* **WHAT THE TASK ASKS**:
Quote the records below in full, exactly as given, with the images taken out.

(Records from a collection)
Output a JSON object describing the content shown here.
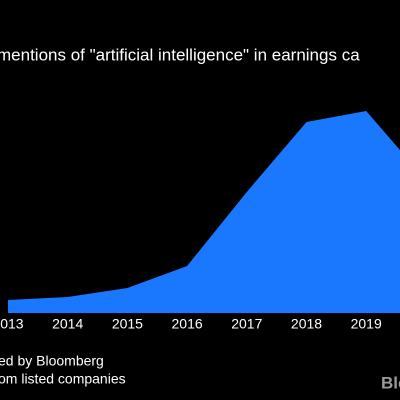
{
  "chart_data": {
    "type": "area",
    "title": "mentions of \"artificial intelligence\" in earnings ca",
    "footer": [
      "ed by Bloomberg",
      "om listed companies"
    ],
    "brand": "Blo",
    "categories": [
      "2013",
      "2014",
      "2015",
      "2016",
      "2017",
      "2018",
      "2019",
      null
    ],
    "values": [
      13,
      16,
      25,
      47,
      121,
      191,
      202,
      133
    ],
    "color": "#1a78ff",
    "ylim": [
      0,
      210
    ]
  }
}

* **OUTPUT OF THE EXERCISE**:
Output a JSON object describing the content shown here.
{
  "chart_data": {
    "type": "area",
    "title": "mentions of \"artificial intelligence\" in earnings ca",
    "footer": [
      "ed by Bloomberg",
      "om listed companies"
    ],
    "brand": "Blo",
    "categories": [
      "2013",
      "2014",
      "2015",
      "2016",
      "2017",
      "2018",
      "2019",
      null
    ],
    "values": [
      13,
      16,
      25,
      47,
      121,
      191,
      202,
      133
    ],
    "color": "#1a78ff",
    "ylim": [
      0,
      210
    ]
  }
}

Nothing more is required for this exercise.